- Exercise
Please reproduce each of the entries below exactly as they appear.

━━━━━━━━━━━━━━━━━━━━

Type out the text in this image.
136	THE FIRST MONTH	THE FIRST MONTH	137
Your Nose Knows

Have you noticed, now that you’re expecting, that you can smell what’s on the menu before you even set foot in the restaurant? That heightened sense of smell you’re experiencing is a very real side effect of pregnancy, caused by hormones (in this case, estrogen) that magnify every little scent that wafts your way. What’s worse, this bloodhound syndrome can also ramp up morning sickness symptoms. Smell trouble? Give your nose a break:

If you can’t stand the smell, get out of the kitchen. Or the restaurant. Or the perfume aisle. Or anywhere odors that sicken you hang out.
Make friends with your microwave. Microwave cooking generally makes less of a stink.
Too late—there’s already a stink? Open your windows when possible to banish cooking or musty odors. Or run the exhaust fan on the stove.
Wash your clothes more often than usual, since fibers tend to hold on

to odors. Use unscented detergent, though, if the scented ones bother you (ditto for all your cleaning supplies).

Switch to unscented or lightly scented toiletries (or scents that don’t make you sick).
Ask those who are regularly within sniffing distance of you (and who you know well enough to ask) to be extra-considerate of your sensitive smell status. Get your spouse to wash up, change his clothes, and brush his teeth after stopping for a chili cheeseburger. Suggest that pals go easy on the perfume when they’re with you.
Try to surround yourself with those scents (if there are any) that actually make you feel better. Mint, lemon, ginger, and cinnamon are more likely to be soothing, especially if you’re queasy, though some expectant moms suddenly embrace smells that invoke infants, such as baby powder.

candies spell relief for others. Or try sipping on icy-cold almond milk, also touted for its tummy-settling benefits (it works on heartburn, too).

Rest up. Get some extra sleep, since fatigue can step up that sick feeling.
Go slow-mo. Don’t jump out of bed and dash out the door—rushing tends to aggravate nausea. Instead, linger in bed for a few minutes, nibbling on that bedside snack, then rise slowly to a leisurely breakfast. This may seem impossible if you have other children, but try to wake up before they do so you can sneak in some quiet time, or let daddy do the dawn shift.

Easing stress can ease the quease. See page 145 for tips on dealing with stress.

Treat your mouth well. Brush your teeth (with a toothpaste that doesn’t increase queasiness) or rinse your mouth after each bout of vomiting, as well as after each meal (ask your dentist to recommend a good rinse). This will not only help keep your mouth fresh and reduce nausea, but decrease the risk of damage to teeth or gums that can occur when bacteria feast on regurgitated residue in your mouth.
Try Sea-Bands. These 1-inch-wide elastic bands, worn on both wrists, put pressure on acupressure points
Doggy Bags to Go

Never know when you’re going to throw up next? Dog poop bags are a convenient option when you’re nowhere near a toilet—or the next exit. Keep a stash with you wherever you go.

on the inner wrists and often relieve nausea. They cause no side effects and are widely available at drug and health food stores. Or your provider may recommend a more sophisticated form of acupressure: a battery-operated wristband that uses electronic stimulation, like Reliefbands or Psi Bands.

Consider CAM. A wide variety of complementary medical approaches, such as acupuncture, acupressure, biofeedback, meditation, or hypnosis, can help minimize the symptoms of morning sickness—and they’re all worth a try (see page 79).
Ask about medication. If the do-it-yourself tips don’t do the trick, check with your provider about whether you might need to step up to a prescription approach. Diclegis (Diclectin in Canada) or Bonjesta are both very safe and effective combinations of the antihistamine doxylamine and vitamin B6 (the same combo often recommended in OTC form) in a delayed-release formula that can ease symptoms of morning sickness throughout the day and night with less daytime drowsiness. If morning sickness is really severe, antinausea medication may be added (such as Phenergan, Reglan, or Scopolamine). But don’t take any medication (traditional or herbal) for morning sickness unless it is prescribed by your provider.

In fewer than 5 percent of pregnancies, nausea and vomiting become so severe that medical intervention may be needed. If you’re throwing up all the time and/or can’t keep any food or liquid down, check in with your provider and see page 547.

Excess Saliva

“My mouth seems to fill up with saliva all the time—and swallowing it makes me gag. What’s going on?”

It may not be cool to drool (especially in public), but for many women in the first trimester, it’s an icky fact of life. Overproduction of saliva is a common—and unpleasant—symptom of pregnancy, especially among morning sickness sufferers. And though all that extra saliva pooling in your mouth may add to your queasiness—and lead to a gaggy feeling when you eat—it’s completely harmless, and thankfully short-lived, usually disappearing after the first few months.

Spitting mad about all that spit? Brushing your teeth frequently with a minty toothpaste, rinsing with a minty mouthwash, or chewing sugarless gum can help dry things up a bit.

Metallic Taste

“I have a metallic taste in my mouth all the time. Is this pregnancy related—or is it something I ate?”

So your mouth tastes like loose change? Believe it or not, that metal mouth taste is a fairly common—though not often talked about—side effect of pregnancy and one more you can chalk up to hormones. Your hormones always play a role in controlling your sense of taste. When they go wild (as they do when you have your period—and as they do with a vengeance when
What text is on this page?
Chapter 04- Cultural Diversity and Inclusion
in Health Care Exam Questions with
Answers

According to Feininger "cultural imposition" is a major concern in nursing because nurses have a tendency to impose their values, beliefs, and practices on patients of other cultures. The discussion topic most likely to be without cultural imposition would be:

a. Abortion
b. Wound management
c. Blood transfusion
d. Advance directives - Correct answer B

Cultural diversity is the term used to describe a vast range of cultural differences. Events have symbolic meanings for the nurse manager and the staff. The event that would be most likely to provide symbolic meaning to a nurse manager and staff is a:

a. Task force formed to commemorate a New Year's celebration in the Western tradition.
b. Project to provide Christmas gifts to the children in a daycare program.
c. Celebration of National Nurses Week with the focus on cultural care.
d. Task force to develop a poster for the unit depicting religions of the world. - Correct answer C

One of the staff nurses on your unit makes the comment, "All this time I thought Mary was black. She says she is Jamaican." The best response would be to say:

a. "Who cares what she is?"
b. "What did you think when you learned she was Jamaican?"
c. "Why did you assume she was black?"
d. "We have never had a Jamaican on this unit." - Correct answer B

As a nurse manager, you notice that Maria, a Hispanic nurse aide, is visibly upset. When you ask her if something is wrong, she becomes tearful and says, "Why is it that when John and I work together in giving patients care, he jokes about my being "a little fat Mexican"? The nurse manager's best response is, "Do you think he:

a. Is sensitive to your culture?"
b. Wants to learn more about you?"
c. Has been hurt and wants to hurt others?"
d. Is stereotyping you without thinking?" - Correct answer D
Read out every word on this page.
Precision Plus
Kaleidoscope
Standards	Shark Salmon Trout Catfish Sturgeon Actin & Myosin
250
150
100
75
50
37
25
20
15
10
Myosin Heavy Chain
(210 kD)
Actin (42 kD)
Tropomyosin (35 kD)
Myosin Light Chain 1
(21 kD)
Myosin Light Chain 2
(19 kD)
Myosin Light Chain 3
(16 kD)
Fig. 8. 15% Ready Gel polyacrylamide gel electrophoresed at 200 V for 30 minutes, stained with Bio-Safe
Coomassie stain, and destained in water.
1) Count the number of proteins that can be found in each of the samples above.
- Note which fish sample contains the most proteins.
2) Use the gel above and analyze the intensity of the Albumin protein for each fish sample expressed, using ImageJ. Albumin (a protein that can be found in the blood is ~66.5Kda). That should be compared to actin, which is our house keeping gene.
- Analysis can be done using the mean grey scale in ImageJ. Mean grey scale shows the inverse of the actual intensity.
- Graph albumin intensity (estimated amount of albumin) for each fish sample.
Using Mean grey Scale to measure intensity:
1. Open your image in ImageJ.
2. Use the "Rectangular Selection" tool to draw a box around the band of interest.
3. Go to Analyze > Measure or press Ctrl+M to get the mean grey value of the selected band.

━━━━━━━━━━━━━━━━━━━━

- Solution for this exercise
Type out the text in this image.
136	THE FIRST MONTH	THE FIRST MONTH	137
Your Nose Knows

Have you noticed, now that you’re expecting, that you can smell what’s on the menu before you even set foot in the restaurant? That heightened sense of smell you’re experiencing is a very real side effect of pregnancy, caused by hormones (in this case, estrogen) that magnify every little scent that wafts your way. What’s worse, this bloodhound syndrome can also ramp up morning sickness symptoms. Smell trouble? Give your nose a break:

If you can’t stand the smell, get out of the kitchen. Or the restaurant. Or the perfume aisle. Or anywhere odors that sicken you hang out.
Make friends with your microwave. Microwave cooking generally makes less of a stink.
Too late—there’s already a stink? Open your windows when possible to banish cooking or musty odors. Or run the exhaust fan on the stove.
Wash your clothes more often than usual, since fibers tend to hold on

to odors. Use unscented detergent, though, if the scented ones bother you (ditto for all your cleaning supplies).

Switch to unscented or lightly scented toiletries (or scents that don’t make you sick).
Ask those who are regularly within sniffing distance of you (and who you know well enough to ask) to be extra-considerate of your sensitive smell status. Get your spouse to wash up, change his clothes, and brush his teeth after stopping for a chili cheeseburger. Suggest that pals go easy on the perfume when they’re with you.
Try to surround yourself with those scents (if there are any) that actually make you feel better. Mint, lemon, ginger, and cinnamon are more likely to be soothing, especially if you’re queasy, though some expectant moms suddenly embrace smells that invoke infants, such as baby powder.

candies spell relief for others. Or try sipping on icy-cold almond milk, also touted for its tummy-settling benefits (it works on heartburn, too).

Rest up. Get some extra sleep, since fatigue can step up that sick feeling.
Go slow-mo. Don’t jump out of bed and dash out the door—rushing tends to aggravate nausea. Instead, linger in bed for a few minutes, nibbling on that bedside snack, then rise slowly to a leisurely breakfast. This may seem impossible if you have other children, but try to wake up before they do so you can sneak in some quiet time, or let daddy do the dawn shift.

Easing stress can ease the quease. See page 145 for tips on dealing with stress.

Treat your mouth well. Brush your teeth (with a toothpaste that doesn’t increase queasiness) or rinse your mouth after each bout of vomiting, as well as after each meal (ask your dentist to recommend a good rinse). This will not only help keep your mouth fresh and reduce nausea, but decrease the risk of damage to teeth or gums that can occur when bacteria feast on regurgitated residue in your mouth.
Try Sea-Bands. These 1-inch-wide elastic bands, worn on both wrists, put pressure on acupressure points
Doggy Bags to Go

Never know when you’re going to throw up next? Dog poop bags are a convenient option when you’re nowhere near a toilet—or the next exit. Keep a stash with you wherever you go.

on the inner wrists and often relieve nausea. They cause no side effects and are widely available at drug and health food stores. Or your provider may recommend a more sophisticated form of acupressure: a battery-operated wristband that uses electronic stimulation, like Reliefbands or Psi Bands.

Consider CAM. A wide variety of complementary medical approaches, such as acupuncture, acupressure, biofeedback, meditation, or hypnosis, can help minimize the symptoms of morning sickness—and they’re all worth a try (see page 79).
Ask about medication. If the do-it-yourself tips don’t do the trick, check with your provider about whether you might need to step up to a prescription approach. Diclegis (Diclectin in Canada) or Bonjesta are both very safe and effective combinations of the antihistamine doxylamine and vitamin B6 (the same combo often recommended in OTC form) in a delayed-release formula that can ease symptoms of morning sickness throughout the day and night with less daytime drowsiness. If morning sickness is really severe, antinausea medication may be added (such as Phenergan, Reglan, or Scopolamine). But don’t take any medication (traditional or herbal) for morning sickness unless it is prescribed by your provider.

In fewer than 5 percent of pregnancies, nausea and vomiting become so severe that medical intervention may be needed. If you’re throwing up all the time and/or can’t keep any food or liquid down, check in with your provider and see page 547.

Excess Saliva

“My mouth seems to fill up with saliva all the time—and swallowing it makes me gag. What’s going on?”

It may not be cool to drool (especially in public), but for many women in the first trimester, it’s an icky fact of life. Overproduction of saliva is a common—and unpleasant—symptom of pregnancy, especially among morning sickness sufferers. And though all that extra saliva pooling in your mouth may add to your queasiness—and lead to a gaggy feeling when you eat—it’s completely harmless, and thankfully short-lived, usually disappearing after the first few months.

Spitting mad about all that spit? Brushing your teeth frequently with a minty toothpaste, rinsing with a minty mouthwash, or chewing sugarless gum can help dry things up a bit.

Metallic Taste

“I have a metallic taste in my mouth all the time. Is this pregnancy related—or is it something I ate?”

So your mouth tastes like loose change? Believe it or not, that metal mouth taste is a fairly common—though not often talked about—side effect of pregnancy and one more you can chalk up to hormones. Your hormones always play a role in controlling your sense of taste. When they go wild (as they do when you have your period—and as they do with a vengeance when
What text is on this page?
Chapter 04- Cultural Diversity and Inclusion
in Health Care Exam Questions with
Answers

According to Feininger "cultural imposition" is a major concern in nursing because nurses have a tendency to impose their values, beliefs, and practices on patients of other cultures. The discussion topic most likely to be without cultural imposition would be:

a. Abortion
b. Wound management
c. Blood transfusion
d. Advance directives - Correct answer B

Cultural diversity is the term used to describe a vast range of cultural differences. Events have symbolic meanings for the nurse manager and the staff. The event that would be most likely to provide symbolic meaning to a nurse manager and staff is a:

a. Task force formed to commemorate a New Year's celebration in the Western tradition.
b. Project to provide Christmas gifts to the children in a daycare program.
c. Celebration of National Nurses Week with the focus on cultural care.
d. Task force to develop a poster for the unit depicting religions of the world. - Correct answer C

One of the staff nurses on your unit makes the comment, "All this time I thought Mary was black. She says she is Jamaican." The best response would be to say:

a. "Who cares what she is?"
b. "What did you think when you learned she was Jamaican?"
c. "Why did you assume she was black?"
d. "We have never had a Jamaican on this unit." - Correct answer B

As a nurse manager, you notice that Maria, a Hispanic nurse aide, is visibly upset. When you ask her if something is wrong, she becomes tearful and says, "Why is it that when John and I work together in giving patients care, he jokes about my being "a little fat Mexican"? The nurse manager's best response is, "Do you think he:

a. Is sensitive to your culture?"
b. Wants to learn more about you?"
c. Has been hurt and wants to hurt others?"
d. Is stereotyping you without thinking?" - Correct answer D
Read out every word on this page.
Precision Plus
Kaleidoscope
Standards	Shark Salmon Trout Catfish Sturgeon Actin & Myosin
250
150
100
75
50
37
25
20
15
10
Myosin Heavy Chain
(210 kD)
Actin (42 kD)
Tropomyosin (35 kD)
Myosin Light Chain 1
(21 kD)
Myosin Light Chain 2
(19 kD)
Myosin Light Chain 3
(16 kD)
Fig. 8. 15% Ready Gel polyacrylamide gel electrophoresed at 200 V for 30 minutes, stained with Bio-Safe
Coomassie stain, and destained in water.
1) Count the number of proteins that can be found in each of the samples above.
- Note which fish sample contains the most proteins.
2) Use the gel above and analyze the intensity of the Albumin protein for each fish sample expressed, using ImageJ. Albumin (a protein that can be found in the blood is ~66.5Kda). That should be compared to actin, which is our house keeping gene.
- Analysis can be done using the mean grey scale in ImageJ. Mean grey scale shows the inverse of the actual intensity.
- Graph albumin intensity (estimated amount of albumin) for each fish sample.
Using Mean grey Scale to measure intensity:
1. Open your image in ImageJ.
2. Use the "Rectangular Selection" tool to draw a box around the band of interest.
3. Go to Analyze > Measure or press Ctrl+M to get the mean grey value of the selected band.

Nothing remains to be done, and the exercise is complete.